## Exercise data
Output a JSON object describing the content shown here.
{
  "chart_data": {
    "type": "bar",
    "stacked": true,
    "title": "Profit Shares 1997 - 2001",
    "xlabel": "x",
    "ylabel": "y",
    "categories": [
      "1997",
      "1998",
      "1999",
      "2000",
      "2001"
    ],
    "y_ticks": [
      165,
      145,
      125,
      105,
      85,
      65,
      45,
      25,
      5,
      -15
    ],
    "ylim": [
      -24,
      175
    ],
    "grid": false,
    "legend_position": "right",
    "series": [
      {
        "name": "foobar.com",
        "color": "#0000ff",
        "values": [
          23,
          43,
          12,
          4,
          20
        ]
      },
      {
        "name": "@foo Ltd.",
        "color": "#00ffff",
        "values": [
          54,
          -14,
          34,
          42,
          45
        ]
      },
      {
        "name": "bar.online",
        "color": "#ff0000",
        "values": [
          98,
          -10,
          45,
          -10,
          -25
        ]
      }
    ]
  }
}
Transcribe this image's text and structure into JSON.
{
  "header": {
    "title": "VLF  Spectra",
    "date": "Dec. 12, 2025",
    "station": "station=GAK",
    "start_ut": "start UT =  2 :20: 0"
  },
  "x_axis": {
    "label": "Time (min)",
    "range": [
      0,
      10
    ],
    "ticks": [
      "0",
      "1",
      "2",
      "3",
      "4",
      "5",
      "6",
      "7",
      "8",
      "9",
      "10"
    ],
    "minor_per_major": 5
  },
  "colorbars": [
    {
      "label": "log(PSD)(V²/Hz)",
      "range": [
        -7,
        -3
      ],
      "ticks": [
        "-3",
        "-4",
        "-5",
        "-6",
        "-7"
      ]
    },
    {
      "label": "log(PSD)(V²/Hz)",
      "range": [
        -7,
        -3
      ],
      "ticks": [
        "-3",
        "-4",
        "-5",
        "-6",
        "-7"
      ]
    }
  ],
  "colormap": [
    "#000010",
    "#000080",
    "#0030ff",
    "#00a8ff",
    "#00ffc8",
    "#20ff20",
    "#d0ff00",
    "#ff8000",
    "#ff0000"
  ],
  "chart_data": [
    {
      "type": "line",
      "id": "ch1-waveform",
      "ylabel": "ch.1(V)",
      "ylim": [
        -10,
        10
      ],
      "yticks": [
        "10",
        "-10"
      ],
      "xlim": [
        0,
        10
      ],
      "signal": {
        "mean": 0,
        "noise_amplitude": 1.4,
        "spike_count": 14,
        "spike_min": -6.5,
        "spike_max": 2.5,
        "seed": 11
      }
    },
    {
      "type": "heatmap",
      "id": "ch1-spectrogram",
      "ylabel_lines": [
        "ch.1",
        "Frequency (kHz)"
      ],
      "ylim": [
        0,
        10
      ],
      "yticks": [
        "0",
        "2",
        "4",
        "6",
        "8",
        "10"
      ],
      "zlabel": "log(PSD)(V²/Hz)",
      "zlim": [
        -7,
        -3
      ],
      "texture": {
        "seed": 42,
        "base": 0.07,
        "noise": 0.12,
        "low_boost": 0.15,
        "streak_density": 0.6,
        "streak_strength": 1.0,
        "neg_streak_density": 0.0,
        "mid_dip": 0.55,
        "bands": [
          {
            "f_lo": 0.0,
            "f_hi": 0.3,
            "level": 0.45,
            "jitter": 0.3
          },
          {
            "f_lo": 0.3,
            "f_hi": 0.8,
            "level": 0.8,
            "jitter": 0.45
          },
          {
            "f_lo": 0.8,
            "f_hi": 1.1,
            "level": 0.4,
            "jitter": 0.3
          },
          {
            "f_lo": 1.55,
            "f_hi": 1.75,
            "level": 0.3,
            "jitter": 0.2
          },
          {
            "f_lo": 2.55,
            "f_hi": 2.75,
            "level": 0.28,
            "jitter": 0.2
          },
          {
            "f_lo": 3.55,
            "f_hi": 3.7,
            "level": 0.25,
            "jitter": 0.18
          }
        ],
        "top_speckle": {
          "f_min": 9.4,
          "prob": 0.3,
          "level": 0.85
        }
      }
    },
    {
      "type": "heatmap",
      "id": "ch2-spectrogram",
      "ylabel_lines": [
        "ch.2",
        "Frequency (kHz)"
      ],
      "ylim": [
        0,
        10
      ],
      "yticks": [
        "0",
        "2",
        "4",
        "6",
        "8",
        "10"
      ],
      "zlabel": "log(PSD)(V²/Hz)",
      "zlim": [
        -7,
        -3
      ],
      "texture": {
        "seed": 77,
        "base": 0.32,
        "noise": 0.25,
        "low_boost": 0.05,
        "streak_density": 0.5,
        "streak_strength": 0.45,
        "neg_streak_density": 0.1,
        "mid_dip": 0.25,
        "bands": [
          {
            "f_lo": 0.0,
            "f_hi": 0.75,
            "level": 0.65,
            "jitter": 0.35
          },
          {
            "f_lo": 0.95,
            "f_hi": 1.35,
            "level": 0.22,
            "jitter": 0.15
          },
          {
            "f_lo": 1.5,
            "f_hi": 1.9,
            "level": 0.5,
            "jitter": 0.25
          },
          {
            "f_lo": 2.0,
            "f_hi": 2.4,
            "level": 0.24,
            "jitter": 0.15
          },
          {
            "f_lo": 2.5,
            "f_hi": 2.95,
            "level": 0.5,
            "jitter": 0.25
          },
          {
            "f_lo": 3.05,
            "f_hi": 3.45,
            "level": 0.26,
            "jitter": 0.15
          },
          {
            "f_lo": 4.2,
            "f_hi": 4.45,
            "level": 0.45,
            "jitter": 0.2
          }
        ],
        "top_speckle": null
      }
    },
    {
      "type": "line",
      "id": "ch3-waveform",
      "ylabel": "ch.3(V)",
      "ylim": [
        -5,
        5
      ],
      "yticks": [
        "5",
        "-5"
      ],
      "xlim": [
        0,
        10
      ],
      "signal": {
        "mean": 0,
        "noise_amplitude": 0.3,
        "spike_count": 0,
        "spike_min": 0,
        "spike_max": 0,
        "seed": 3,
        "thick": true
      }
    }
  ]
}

## Direction
Reproduce each record shown above without altering a single word.

## Result of the exercise
Output a JSON object describing the content shown here.
{
  "chart_data": {
    "type": "bar",
    "stacked": true,
    "title": "Profit Shares 1997 - 2001",
    "xlabel": "x",
    "ylabel": "y",
    "categories": [
      "1997",
      "1998",
      "1999",
      "2000",
      "2001"
    ],
    "y_ticks": [
      165,
      145,
      125,
      105,
      85,
      65,
      45,
      25,
      5,
      -15
    ],
    "ylim": [
      -24,
      175
    ],
    "grid": false,
    "legend_position": "right",
    "series": [
      {
        "name": "foobar.com",
        "color": "#0000ff",
        "values": [
          23,
          43,
          12,
          4,
          20
        ]
      },
      {
        "name": "@foo Ltd.",
        "color": "#00ffff",
        "values": [
          54,
          -14,
          34,
          42,
          45
        ]
      },
      {
        "name": "bar.online",
        "color": "#ff0000",
        "values": [
          98,
          -10,
          45,
          -10,
          -25
        ]
      }
    ]
  }
}
Transcribe this image's text and structure into JSON.
{
  "header": {
    "title": "VLF  Spectra",
    "date": "Dec. 12, 2025",
    "station": "station=GAK",
    "start_ut": "start UT =  2 :20: 0"
  },
  "x_axis": {
    "label": "Time (min)",
    "range": [
      0,
      10
    ],
    "ticks": [
      "0",
      "1",
      "2",
      "3",
      "4",
      "5",
      "6",
      "7",
      "8",
      "9",
      "10"
    ],
    "minor_per_major": 5
  },
  "colorbars": [
    {
      "label": "log(PSD)(V²/Hz)",
      "range": [
        -7,
        -3
      ],
      "ticks": [
        "-3",
        "-4",
        "-5",
        "-6",
        "-7"
      ]
    },
    {
      "label": "log(PSD)(V²/Hz)",
      "range": [
        -7,
        -3
      ],
      "ticks": [
        "-3",
        "-4",
        "-5",
        "-6",
        "-7"
      ]
    }
  ],
  "colormap": [
    "#000010",
    "#000080",
    "#0030ff",
    "#00a8ff",
    "#00ffc8",
    "#20ff20",
    "#d0ff00",
    "#ff8000",
    "#ff0000"
  ],
  "chart_data": [
    {
      "type": "line",
      "id": "ch1-waveform",
      "ylabel": "ch.1(V)",
      "ylim": [
        -10,
        10
      ],
      "yticks": [
        "10",
        "-10"
      ],
      "xlim": [
        0,
        10
      ],
      "signal": {
        "mean": 0,
        "noise_amplitude": 1.4,
        "spike_count": 14,
        "spike_min": -6.5,
        "spike_max": 2.5,
        "seed": 11
      }
    },
    {
      "type": "heatmap",
      "id": "ch1-spectrogram",
      "ylabel_lines": [
        "ch.1",
        "Frequency (kHz)"
      ],
      "ylim": [
        0,
        10
      ],
      "yticks": [
        "0",
        "2",
        "4",
        "6",
        "8",
        "10"
      ],
      "zlabel": "log(PSD)(V²/Hz)",
      "zlim": [
        -7,
        -3
      ],
      "texture": {
        "seed": 42,
        "base": 0.07,
        "noise": 0.12,
        "low_boost": 0.15,
        "streak_density": 0.6,
        "streak_strength": 1.0,
        "neg_streak_density": 0.0,
        "mid_dip": 0.55,
        "bands": [
          {
            "f_lo": 0.0,
            "f_hi": 0.3,
            "level": 0.45,
            "jitter": 0.3
          },
          {
            "f_lo": 0.3,
            "f_hi": 0.8,
            "level": 0.8,
            "jitter": 0.45
          },
          {
            "f_lo": 0.8,
            "f_hi": 1.1,
            "level": 0.4,
            "jitter": 0.3
          },
          {
            "f_lo": 1.55,
            "f_hi": 1.75,
            "level": 0.3,
            "jitter": 0.2
          },
          {
            "f_lo": 2.55,
            "f_hi": 2.75,
            "level": 0.28,
            "jitter": 0.2
          },
          {
            "f_lo": 3.55,
            "f_hi": 3.7,
            "level": 0.25,
            "jitter": 0.18
          }
        ],
        "top_speckle": {
          "f_min": 9.4,
          "prob": 0.3,
          "level": 0.85
        }
      }
    },
    {
      "type": "heatmap",
      "id": "ch2-spectrogram",
      "ylabel_lines": [
        "ch.2",
        "Frequency (kHz)"
      ],
      "ylim": [
        0,
        10
      ],
      "yticks": [
        "0",
        "2",
        "4",
        "6",
        "8",
        "10"
      ],
      "zlabel": "log(PSD)(V²/Hz)",
      "zlim": [
        -7,
        -3
      ],
      "texture": {
        "seed": 77,
        "base": 0.32,
        "noise": 0.25,
        "low_boost": 0.05,
        "streak_density": 0.5,
        "streak_strength": 0.45,
        "neg_streak_density": 0.1,
        "mid_dip": 0.25,
        "bands": [
          {
            "f_lo": 0.0,
            "f_hi": 0.75,
            "level": 0.65,
            "jitter": 0.35
          },
          {
            "f_lo": 0.95,
            "f_hi": 1.35,
            "level": 0.22,
            "jitter": 0.15
          },
          {
            "f_lo": 1.5,
            "f_hi": 1.9,
            "level": 0.5,
            "jitter": 0.25
          },
          {
            "f_lo": 2.0,
            "f_hi": 2.4,
            "level": 0.24,
            "jitter": 0.15
          },
          {
            "f_lo": 2.5,
            "f_hi": 2.95,
            "level": 0.5,
            "jitter": 0.25
          },
          {
            "f_lo": 3.05,
            "f_hi": 3.45,
            "level": 0.26,
            "jitter": 0.15
          },
          {
            "f_lo": 4.2,
            "f_hi": 4.45,
            "level": 0.45,
            "jitter": 0.2
          }
        ],
        "top_speckle": null
      }
    },
    {
      "type": "line",
      "id": "ch3-waveform",
      "ylabel": "ch.3(V)",
      "ylim": [
        -5,
        5
      ],
      "yticks": [
        "5",
        "-5"
      ],
      "xlim": [
        0,
        10
      ],
      "signal": {
        "mean": 0,
        "noise_amplitude": 0.3,
        "spike_count": 0,
        "spike_min": 0,
        "spike_max": 0,
        "seed": 3,
        "thick": true
      }
    }
  ]
}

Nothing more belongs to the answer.